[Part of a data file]
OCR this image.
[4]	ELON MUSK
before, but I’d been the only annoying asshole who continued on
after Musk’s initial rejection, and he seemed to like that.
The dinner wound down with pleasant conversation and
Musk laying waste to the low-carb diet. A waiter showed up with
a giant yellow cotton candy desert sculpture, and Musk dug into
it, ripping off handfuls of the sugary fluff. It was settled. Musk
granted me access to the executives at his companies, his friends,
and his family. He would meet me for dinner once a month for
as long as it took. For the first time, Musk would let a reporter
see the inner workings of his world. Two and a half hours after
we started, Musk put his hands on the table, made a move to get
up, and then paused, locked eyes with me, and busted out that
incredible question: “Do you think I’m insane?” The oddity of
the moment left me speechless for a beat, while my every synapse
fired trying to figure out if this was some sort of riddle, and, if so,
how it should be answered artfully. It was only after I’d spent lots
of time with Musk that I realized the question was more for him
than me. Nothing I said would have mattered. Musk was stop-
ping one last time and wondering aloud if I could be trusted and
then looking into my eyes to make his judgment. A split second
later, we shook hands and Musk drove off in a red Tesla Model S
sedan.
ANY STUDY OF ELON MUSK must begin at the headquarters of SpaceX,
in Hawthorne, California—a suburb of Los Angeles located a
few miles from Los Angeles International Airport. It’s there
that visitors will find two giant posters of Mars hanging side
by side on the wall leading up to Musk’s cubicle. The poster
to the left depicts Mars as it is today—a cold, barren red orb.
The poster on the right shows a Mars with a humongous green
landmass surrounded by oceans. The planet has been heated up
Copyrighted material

EXERCISE: Your task is to list each line of the records with the word "that".

WRITTEN RESPONSE:
after Musk’s initial rejection, and he seemed to like that.
up, and then paused, locked eyes with me, and busted out that
of time with Musk that I realized the question was more for him
that visitors will find two giant posters of Mars hanging side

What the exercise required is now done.